**GIVEN PROBLEM**. List each line in which the string "their" appears.

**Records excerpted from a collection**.
= = = =

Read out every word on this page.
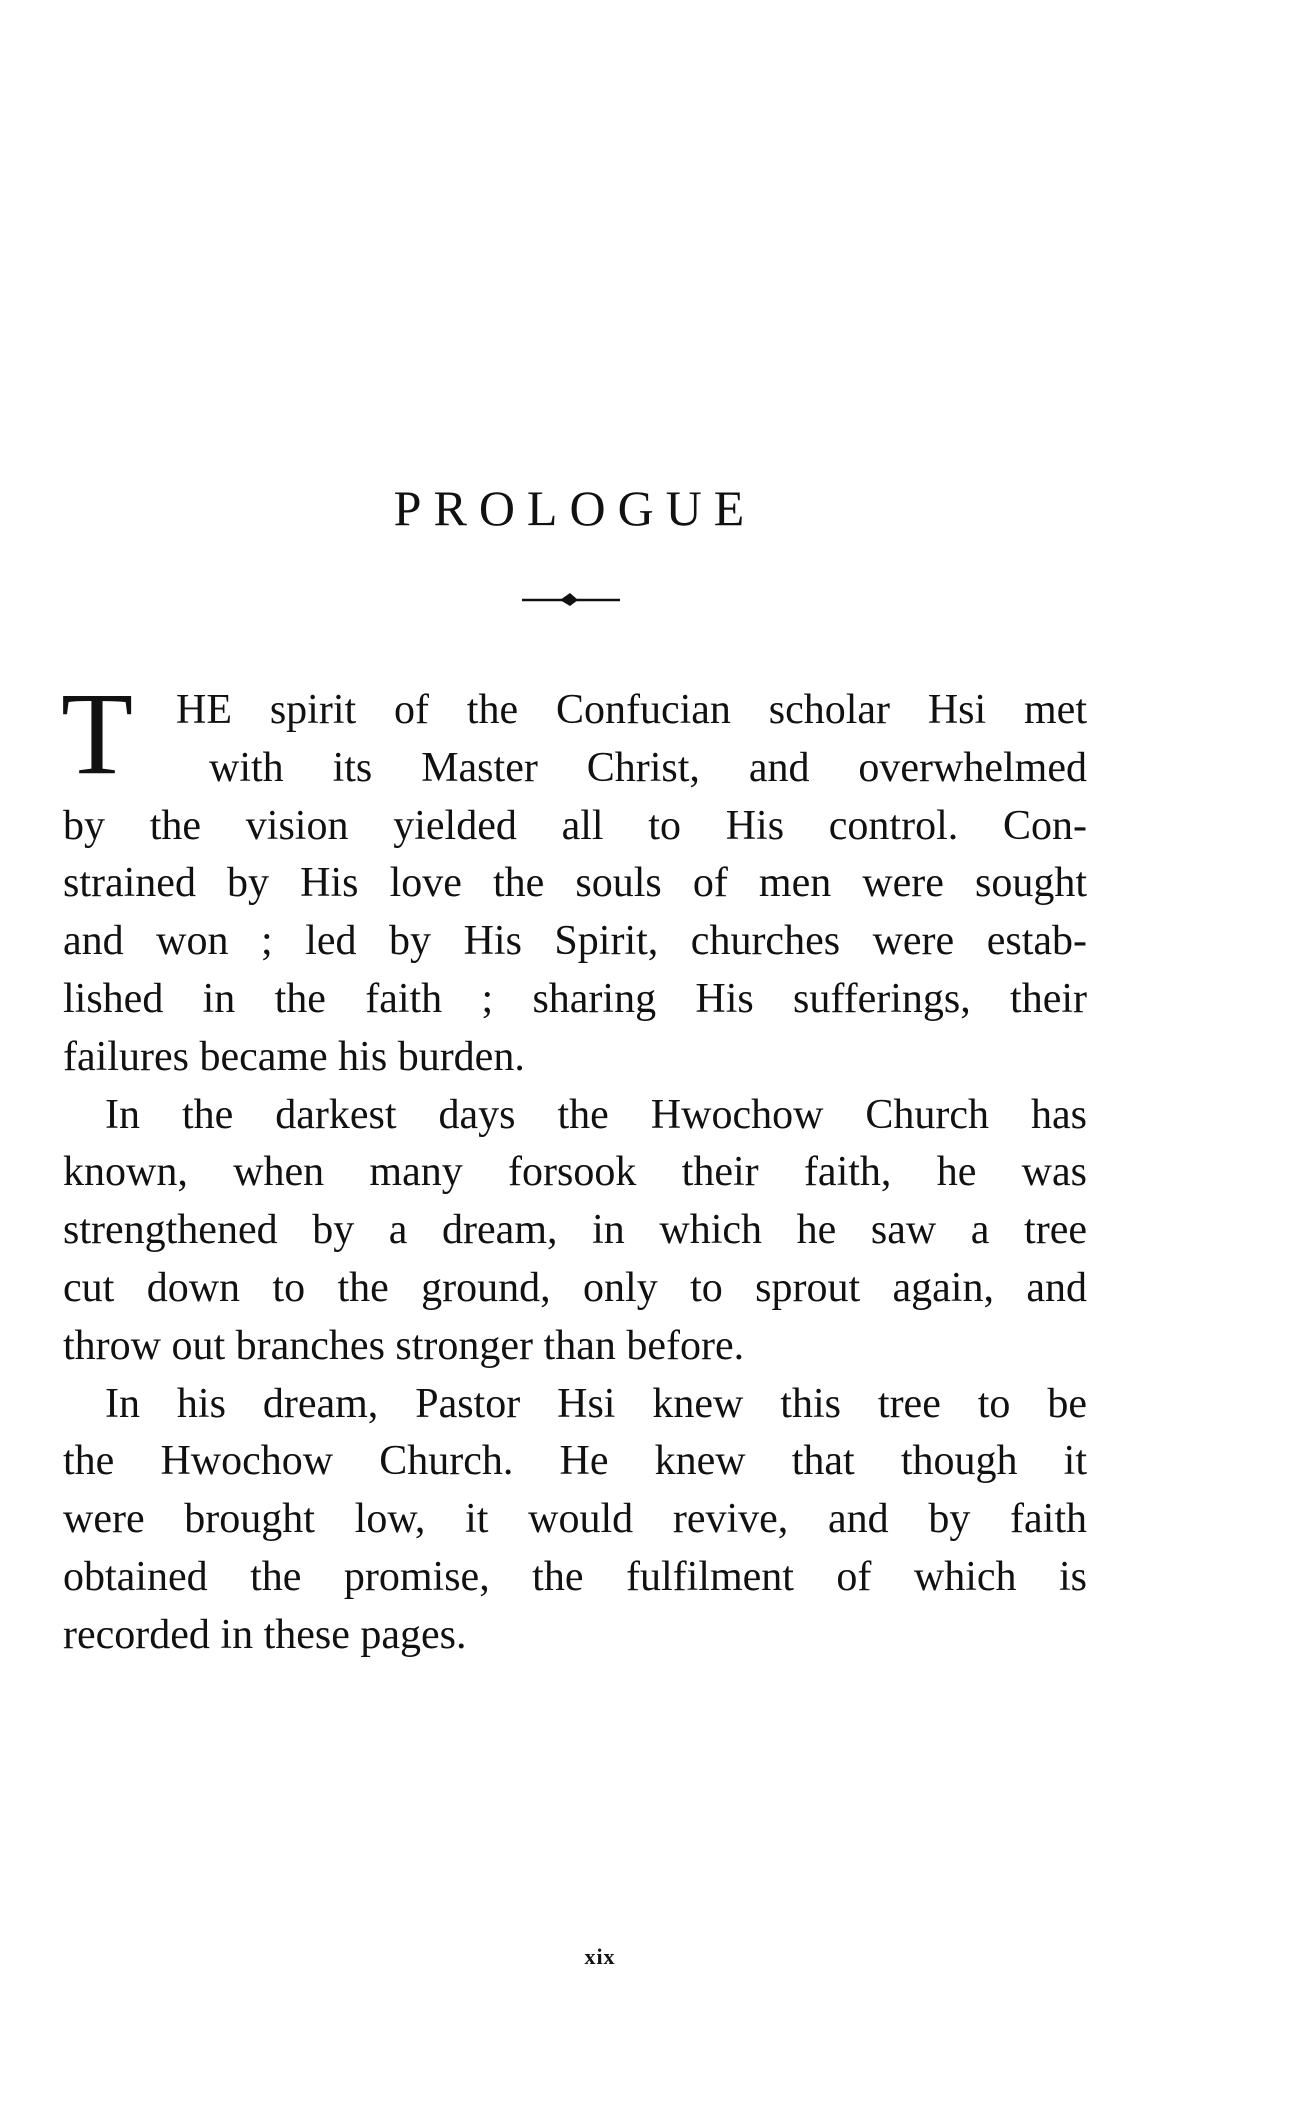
PROLOGUE
T	HE spirit of the Confucian scholar Hsi met
with its Master Christ, and overwhelmed
by the vision yielded all to His control. Con-
strained by His love the souls of men were sought
and won ; led by His Spirit, churches were estab-
lished in the faith ; sharing His sufferings, their
failures became his burden.
In the darkest days the Hwochow Church has
known, when many forsook their faith, he was
strengthened by a dream, in which he saw a tree
cut down to the ground, only to sprout again, and
throw out branches stronger than before.
In his dream, Pastor Hsi knew this tree to be
the Hwochow Church. He knew that though it
were brought low, it would revive, and by faith
obtained the promise, the fulfilment of which is
recorded in these pages.
xix
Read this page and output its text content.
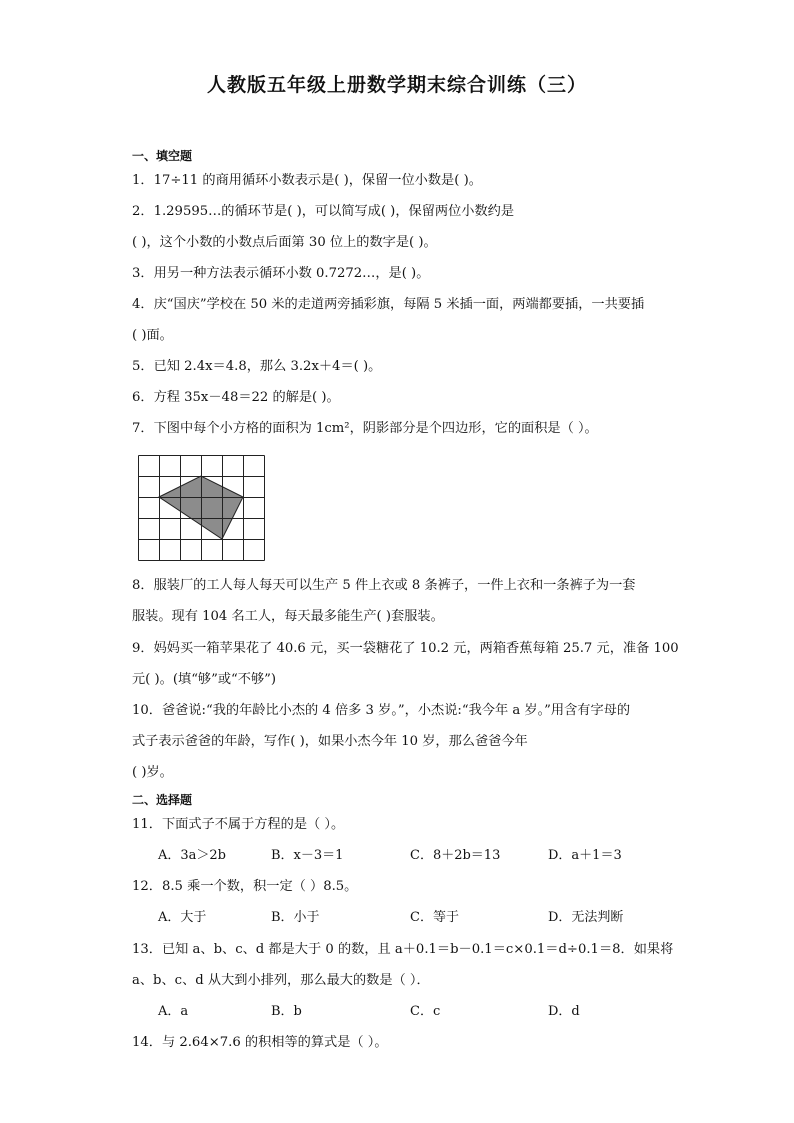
人教版五年级上册数学期末综合训练（三）
一、填空题
1．17÷11 的商用循环小数表示是( )，保留一位小数是( )。
2．1.29595…的循环节是( )，可以简写成( )，保留两位小数约是
( )，这个小数的小数点后面第 30 位上的数字是( )。
3．用另一种方法表示循环小数 0.7272…，是( )。
4．庆“国庆”学校在 50 米的走道两旁插彩旗，每隔 5 米插一面，两端都要插，一共要插
( )面。
5．已知 2.4x＝4.8，那么 3.2x＋4＝( )。
6．方程 35x－48＝22 的解是( )。
7．下图中每个小方格的面积为 1cm²，阴影部分是个四边形，它的面积是（ ）。
8．服装厂的工人每人每天可以生产 5 件上衣或 8 条裤子，一件上衣和一条裤子为一套
服装。现有 104 名工人，每天最多能生产( )套服装。
9．妈妈买一箱苹果花了 40.6 元，买一袋糖花了 10.2 元，两箱香蕉每箱 25.7 元，准备 100
元( )。(填“够”或“不够”)
10．爸爸说:“我的年龄比小杰的 4 倍多 3 岁。”，小杰说:“我今年 a 岁。”用含有字母的
式子表示爸爸的年龄，写作( )，如果小杰今年 10 岁，那么爸爸今年
( )岁。
二、选择题
11．下面式子不属于方程的是（ ）。
A．3a＞2b	B．x－3＝1	C．8＋2b＝13	D．a＋1＝3
12．8.5 乘一个数，积一定（ ）8.5。
A．大于	B．小于	C．等于	D．无法判断
13．已知 a、b、c、d 都是大于 0 的数，且 a＋0.1＝b－0.1＝c×0.1＝d÷0.1＝8．如果将
a、b、c、d 从大到小排列，那么最大的数是（ ）．
A．a	B．b	C．c	D．d
14．与 2.64×7.6 的积相等的算式是（ ）。
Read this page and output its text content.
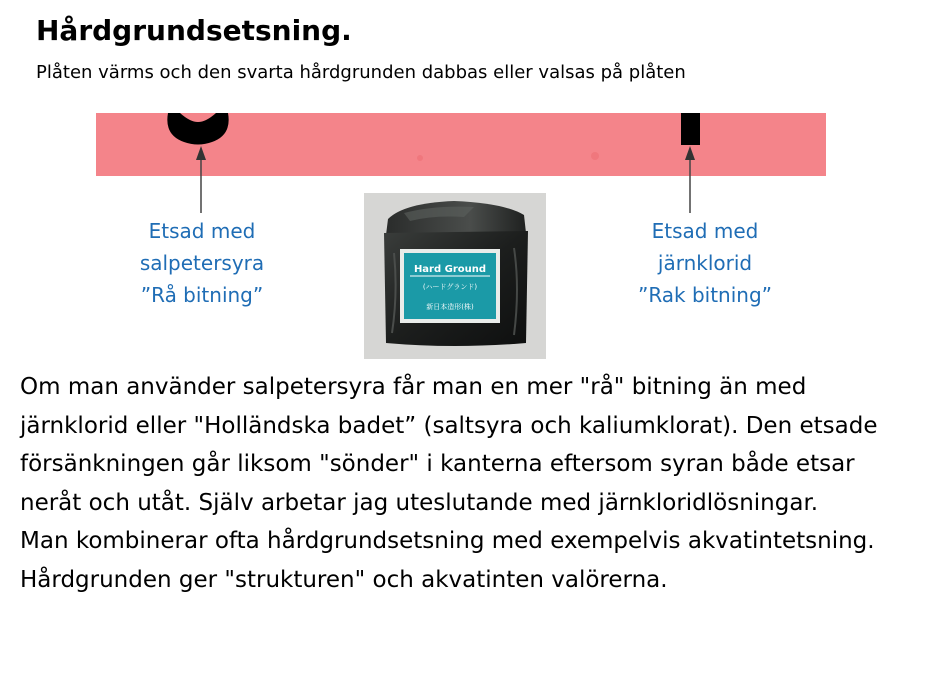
Hårdgrundsetsning.
Plåten värms och den svarta hårdgrunden dabbas eller valsas på plåten
Etsad med
salpetersyra
”Rå bitning”
Etsad med
järnklorid
”Rak bitning”
Hard Ground
(ハードグランド)
新日本造形(株)

Om man använder salpetersyra får man en mer "rå" bitning än med järnklorid eller "Holländska badet” (saltsyra och kaliumklorat). Den etsade försänkningen går liksom "sönder" i kanterna eftersom syran både etsar neråt och utåt. Själv arbetar jag uteslutande med järnkloridlösningar.

Man kombinerar ofta hårdgrundsetsning med exempelvis akvatintetsning. Hårdgrunden ger "strukturen" och akvatinten valörerna.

= = = =

**CORRECT ANSWER**.
lished in the faith ; sharing His sufferings, their
known, when many forsook their faith, he was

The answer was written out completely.